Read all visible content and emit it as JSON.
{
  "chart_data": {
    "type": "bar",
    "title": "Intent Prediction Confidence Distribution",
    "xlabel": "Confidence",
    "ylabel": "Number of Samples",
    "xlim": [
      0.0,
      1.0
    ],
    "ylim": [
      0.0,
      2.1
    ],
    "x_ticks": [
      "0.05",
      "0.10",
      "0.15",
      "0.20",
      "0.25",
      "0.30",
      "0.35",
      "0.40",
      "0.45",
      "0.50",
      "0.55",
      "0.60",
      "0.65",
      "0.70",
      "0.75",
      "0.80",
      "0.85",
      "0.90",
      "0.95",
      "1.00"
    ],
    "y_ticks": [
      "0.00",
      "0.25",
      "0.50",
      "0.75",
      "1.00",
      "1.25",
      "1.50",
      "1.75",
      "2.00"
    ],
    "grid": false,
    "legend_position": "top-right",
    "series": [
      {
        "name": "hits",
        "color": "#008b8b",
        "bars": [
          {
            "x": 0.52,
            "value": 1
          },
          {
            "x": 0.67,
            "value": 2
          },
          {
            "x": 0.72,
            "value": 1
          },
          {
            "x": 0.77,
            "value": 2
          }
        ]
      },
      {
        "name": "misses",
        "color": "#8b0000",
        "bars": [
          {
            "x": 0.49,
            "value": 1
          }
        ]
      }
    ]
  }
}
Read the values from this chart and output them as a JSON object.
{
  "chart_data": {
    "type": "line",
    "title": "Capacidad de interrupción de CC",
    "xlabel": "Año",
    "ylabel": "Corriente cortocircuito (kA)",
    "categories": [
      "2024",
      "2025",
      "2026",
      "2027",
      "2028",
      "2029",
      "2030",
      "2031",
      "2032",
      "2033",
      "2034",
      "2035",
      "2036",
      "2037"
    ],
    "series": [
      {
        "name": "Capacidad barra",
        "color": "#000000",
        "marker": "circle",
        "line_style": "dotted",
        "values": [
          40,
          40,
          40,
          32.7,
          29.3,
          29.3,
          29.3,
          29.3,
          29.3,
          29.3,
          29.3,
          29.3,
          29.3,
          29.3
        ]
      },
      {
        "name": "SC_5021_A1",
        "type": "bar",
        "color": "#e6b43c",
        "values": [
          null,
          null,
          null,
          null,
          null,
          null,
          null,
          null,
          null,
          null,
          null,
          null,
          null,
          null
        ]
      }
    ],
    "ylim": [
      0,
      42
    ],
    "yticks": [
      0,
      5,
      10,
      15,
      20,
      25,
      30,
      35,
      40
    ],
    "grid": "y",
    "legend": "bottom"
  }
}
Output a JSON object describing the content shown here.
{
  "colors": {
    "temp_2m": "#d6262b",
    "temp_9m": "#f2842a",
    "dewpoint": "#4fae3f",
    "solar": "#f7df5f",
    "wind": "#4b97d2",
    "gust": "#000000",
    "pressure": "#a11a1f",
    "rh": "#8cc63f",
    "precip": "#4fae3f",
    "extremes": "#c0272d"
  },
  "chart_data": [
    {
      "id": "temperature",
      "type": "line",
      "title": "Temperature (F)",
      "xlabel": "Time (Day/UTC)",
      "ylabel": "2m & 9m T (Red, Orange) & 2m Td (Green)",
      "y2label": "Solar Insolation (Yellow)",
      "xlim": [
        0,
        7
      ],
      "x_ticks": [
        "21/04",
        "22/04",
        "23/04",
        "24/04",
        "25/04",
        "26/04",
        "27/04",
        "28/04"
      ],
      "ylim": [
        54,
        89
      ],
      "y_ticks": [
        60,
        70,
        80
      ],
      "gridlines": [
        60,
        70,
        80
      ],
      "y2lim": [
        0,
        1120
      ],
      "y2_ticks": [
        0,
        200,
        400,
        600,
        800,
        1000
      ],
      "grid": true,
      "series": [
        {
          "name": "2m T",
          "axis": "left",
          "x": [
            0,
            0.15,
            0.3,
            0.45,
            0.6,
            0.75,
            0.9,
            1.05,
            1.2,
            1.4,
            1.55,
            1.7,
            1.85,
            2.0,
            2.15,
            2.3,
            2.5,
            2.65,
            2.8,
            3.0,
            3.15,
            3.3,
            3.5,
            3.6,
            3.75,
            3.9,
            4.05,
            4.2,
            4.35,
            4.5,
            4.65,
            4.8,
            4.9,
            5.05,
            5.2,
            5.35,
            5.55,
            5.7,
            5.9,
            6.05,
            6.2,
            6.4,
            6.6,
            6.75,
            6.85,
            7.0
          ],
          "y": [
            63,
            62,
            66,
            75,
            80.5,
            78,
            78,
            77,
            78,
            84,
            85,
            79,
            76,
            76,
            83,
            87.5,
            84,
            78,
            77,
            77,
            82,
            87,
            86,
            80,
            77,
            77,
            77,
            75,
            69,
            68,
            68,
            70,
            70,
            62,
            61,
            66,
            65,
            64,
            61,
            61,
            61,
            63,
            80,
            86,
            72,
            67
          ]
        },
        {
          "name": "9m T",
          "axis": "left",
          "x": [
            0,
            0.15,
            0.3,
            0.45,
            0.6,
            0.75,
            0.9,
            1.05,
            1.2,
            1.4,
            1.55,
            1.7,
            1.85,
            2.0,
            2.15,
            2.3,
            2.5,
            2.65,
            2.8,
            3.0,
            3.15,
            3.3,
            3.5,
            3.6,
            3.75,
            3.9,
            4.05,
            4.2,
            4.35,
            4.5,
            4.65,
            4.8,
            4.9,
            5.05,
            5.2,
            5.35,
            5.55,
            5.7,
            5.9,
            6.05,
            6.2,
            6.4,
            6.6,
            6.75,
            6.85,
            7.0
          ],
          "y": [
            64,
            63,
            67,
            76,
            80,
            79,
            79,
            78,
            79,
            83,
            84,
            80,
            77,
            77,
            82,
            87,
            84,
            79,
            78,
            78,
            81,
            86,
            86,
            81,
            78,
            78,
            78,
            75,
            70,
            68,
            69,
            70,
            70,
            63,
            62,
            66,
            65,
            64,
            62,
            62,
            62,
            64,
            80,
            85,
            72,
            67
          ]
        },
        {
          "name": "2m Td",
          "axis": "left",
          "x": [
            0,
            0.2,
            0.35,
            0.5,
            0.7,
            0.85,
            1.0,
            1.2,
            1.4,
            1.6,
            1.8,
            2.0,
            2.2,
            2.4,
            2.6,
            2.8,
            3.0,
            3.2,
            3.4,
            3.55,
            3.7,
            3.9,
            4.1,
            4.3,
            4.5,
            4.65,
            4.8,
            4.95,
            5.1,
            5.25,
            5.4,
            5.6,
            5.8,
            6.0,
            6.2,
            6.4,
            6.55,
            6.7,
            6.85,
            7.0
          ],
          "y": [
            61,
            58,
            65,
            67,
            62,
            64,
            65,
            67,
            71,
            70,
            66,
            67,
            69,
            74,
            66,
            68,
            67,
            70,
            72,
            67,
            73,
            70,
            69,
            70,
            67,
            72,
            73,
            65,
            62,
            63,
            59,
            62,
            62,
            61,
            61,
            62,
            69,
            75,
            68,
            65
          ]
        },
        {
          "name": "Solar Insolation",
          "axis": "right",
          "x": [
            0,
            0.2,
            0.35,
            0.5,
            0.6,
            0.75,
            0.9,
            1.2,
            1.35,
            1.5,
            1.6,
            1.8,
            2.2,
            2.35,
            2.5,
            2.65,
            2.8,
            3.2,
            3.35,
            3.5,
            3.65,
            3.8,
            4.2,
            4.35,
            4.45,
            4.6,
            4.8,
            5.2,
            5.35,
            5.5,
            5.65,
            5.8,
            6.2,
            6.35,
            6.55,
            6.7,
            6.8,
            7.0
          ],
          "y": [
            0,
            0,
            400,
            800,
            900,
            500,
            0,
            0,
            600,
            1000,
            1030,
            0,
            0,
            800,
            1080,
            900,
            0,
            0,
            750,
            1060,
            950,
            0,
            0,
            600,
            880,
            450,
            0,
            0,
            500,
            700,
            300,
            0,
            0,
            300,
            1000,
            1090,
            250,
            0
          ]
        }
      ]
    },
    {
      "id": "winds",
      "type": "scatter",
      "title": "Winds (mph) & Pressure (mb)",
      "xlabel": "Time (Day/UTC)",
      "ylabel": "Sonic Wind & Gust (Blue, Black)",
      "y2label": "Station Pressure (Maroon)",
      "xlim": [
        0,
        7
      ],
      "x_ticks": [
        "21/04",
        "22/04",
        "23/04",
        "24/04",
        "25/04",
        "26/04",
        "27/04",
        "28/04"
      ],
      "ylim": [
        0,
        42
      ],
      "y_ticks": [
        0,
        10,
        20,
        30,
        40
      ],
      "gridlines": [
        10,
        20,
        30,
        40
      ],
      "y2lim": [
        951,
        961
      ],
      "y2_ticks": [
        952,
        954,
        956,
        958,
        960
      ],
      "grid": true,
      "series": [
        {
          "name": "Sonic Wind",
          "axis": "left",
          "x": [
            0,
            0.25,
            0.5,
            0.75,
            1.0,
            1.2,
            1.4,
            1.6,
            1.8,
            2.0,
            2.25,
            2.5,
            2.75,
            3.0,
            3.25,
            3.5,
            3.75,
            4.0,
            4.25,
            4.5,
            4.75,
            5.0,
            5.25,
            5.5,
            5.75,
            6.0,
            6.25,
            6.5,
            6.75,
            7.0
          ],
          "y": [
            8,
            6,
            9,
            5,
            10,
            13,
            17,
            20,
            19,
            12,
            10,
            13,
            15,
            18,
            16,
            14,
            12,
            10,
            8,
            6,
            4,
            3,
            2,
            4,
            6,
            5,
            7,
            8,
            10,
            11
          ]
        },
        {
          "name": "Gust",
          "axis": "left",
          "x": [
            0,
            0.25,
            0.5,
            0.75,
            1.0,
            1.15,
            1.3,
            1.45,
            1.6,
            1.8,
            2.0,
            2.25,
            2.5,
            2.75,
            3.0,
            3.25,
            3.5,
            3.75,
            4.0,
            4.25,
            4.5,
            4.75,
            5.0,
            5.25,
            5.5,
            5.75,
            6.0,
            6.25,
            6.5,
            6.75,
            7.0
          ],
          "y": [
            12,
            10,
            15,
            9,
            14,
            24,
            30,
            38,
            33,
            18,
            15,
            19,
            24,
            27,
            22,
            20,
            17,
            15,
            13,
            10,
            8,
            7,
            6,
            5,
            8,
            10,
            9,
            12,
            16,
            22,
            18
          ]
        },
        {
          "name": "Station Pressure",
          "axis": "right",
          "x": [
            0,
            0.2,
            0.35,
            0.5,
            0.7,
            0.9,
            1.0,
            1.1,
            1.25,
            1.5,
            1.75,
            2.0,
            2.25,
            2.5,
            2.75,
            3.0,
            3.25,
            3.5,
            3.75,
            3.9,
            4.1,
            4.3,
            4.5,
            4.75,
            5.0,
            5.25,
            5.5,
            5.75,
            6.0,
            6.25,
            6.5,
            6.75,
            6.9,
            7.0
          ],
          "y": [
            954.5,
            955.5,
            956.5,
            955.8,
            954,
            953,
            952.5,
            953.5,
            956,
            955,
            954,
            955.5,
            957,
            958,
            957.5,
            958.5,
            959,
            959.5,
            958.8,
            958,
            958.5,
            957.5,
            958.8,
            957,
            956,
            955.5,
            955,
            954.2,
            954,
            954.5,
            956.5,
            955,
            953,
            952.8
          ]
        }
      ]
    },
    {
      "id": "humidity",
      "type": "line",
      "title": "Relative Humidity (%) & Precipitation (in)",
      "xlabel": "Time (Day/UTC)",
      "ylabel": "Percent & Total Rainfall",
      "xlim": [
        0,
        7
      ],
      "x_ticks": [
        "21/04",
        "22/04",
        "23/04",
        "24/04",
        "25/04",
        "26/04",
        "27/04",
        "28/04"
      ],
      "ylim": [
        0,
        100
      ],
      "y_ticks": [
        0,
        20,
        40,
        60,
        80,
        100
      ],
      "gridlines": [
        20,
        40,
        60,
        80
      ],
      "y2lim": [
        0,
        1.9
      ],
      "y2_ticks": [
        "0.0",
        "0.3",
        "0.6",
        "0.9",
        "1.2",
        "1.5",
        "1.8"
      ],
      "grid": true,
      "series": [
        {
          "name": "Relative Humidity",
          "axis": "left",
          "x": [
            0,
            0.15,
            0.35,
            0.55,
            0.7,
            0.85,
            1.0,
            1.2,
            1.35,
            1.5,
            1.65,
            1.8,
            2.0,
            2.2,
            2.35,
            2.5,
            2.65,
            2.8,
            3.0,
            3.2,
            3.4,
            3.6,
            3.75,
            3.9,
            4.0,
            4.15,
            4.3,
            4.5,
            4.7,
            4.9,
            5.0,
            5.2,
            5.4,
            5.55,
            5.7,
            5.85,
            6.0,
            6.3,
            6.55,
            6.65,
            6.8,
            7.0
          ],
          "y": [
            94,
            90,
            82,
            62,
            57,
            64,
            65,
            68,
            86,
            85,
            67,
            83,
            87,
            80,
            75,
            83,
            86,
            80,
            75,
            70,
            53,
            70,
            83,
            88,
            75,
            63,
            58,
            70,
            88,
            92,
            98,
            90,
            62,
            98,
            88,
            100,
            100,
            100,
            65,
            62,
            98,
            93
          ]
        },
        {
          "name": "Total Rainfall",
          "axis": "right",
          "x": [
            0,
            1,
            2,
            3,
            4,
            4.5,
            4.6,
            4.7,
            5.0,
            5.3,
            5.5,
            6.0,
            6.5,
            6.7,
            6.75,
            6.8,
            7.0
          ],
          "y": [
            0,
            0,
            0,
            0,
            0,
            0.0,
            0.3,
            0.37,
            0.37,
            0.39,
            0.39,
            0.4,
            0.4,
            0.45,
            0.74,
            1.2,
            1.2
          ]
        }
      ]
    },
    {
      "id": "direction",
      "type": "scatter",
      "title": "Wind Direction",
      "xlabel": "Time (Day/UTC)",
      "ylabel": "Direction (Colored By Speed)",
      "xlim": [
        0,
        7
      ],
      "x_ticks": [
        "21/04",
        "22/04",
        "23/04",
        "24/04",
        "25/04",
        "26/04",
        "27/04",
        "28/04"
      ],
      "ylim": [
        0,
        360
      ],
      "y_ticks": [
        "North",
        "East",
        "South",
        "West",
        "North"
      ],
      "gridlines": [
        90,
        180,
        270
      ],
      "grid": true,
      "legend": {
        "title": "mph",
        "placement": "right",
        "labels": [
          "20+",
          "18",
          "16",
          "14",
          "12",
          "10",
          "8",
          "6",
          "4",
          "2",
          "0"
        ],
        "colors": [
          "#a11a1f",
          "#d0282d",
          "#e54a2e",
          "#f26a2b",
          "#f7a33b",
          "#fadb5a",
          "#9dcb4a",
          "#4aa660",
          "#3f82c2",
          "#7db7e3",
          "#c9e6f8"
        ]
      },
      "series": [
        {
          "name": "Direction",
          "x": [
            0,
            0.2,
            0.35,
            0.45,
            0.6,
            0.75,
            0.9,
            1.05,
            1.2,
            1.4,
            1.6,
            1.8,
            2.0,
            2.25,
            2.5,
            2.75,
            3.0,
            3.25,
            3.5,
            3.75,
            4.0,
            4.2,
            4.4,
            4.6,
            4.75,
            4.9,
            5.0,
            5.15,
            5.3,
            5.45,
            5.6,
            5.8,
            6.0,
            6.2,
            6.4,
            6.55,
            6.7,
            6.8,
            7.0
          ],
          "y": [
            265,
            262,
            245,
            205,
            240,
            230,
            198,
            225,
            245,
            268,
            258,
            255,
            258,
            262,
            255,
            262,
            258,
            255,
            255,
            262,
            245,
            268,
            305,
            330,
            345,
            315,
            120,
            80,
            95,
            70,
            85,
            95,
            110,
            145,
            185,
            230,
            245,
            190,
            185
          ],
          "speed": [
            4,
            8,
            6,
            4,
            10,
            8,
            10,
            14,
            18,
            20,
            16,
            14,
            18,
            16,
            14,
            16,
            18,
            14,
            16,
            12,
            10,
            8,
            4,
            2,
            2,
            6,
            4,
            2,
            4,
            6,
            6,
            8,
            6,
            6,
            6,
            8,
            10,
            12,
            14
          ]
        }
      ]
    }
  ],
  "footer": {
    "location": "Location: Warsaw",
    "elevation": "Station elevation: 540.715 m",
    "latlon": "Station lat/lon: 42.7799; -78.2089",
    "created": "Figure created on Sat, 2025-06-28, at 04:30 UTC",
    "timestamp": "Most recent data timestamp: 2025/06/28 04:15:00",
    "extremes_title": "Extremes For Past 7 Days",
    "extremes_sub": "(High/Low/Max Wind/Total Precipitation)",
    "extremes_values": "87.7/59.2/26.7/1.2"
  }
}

---*---

TASK DETAILS »
Out of the preceding entries, pull every line containing the string "type".

IN RESPONSE »
    "type": "bar",
    "type": "line",
        "type": "bar",
      "type": "line",
      "type": "scatter",
      "type": "line",
      "type": "scatter",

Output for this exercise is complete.